▸ Written instruction
Work out how many lines in the entries below include the word "нужд". Give nothing but the number.

Collected data:

╔══

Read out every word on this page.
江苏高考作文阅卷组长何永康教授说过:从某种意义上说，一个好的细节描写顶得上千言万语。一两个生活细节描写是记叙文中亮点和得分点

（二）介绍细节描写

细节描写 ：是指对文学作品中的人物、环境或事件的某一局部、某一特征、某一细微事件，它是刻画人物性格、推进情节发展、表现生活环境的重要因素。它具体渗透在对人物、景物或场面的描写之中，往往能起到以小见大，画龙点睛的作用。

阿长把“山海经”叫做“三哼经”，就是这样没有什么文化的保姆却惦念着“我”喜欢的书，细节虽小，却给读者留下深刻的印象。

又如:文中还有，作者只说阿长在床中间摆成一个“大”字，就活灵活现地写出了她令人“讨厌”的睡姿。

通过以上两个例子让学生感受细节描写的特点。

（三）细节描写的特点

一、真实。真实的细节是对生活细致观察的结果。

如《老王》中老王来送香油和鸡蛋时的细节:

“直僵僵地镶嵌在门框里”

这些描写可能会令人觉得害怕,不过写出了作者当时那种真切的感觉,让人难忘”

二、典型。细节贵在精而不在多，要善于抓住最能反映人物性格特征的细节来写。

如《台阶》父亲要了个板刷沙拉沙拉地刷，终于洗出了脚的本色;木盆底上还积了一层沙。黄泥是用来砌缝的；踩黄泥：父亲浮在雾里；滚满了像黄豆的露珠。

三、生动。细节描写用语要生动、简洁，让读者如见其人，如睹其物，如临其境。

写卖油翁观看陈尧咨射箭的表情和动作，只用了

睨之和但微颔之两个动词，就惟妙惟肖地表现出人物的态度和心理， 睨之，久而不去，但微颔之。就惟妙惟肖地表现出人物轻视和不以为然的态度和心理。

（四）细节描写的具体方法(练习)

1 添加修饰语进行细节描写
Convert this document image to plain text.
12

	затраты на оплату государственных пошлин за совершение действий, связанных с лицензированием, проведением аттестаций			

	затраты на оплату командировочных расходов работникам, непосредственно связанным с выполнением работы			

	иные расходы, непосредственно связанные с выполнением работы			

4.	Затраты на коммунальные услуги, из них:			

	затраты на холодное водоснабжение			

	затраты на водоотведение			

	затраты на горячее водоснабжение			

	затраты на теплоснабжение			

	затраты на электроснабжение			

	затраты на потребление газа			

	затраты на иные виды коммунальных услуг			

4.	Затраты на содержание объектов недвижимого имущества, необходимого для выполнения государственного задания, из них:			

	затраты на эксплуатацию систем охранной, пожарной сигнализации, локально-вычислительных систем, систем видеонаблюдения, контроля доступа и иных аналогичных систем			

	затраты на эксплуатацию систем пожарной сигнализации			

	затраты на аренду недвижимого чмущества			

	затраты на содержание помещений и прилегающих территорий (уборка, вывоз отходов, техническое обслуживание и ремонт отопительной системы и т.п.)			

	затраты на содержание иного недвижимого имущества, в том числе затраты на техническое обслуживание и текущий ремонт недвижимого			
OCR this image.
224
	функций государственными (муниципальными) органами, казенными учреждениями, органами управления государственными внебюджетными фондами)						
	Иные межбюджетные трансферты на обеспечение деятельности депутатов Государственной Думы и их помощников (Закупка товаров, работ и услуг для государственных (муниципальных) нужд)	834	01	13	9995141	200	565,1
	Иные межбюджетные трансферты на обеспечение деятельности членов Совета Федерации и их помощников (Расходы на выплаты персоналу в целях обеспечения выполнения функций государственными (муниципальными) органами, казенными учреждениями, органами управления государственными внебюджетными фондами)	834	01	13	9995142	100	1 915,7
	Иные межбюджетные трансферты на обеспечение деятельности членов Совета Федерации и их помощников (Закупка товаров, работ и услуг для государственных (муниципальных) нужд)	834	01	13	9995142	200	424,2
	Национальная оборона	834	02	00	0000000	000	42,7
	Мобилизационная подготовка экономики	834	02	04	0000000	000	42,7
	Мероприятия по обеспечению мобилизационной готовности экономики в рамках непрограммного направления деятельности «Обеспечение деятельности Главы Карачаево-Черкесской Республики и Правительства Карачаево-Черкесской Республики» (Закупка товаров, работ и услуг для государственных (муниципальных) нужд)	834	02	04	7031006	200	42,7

╚══

▸ Answer below
3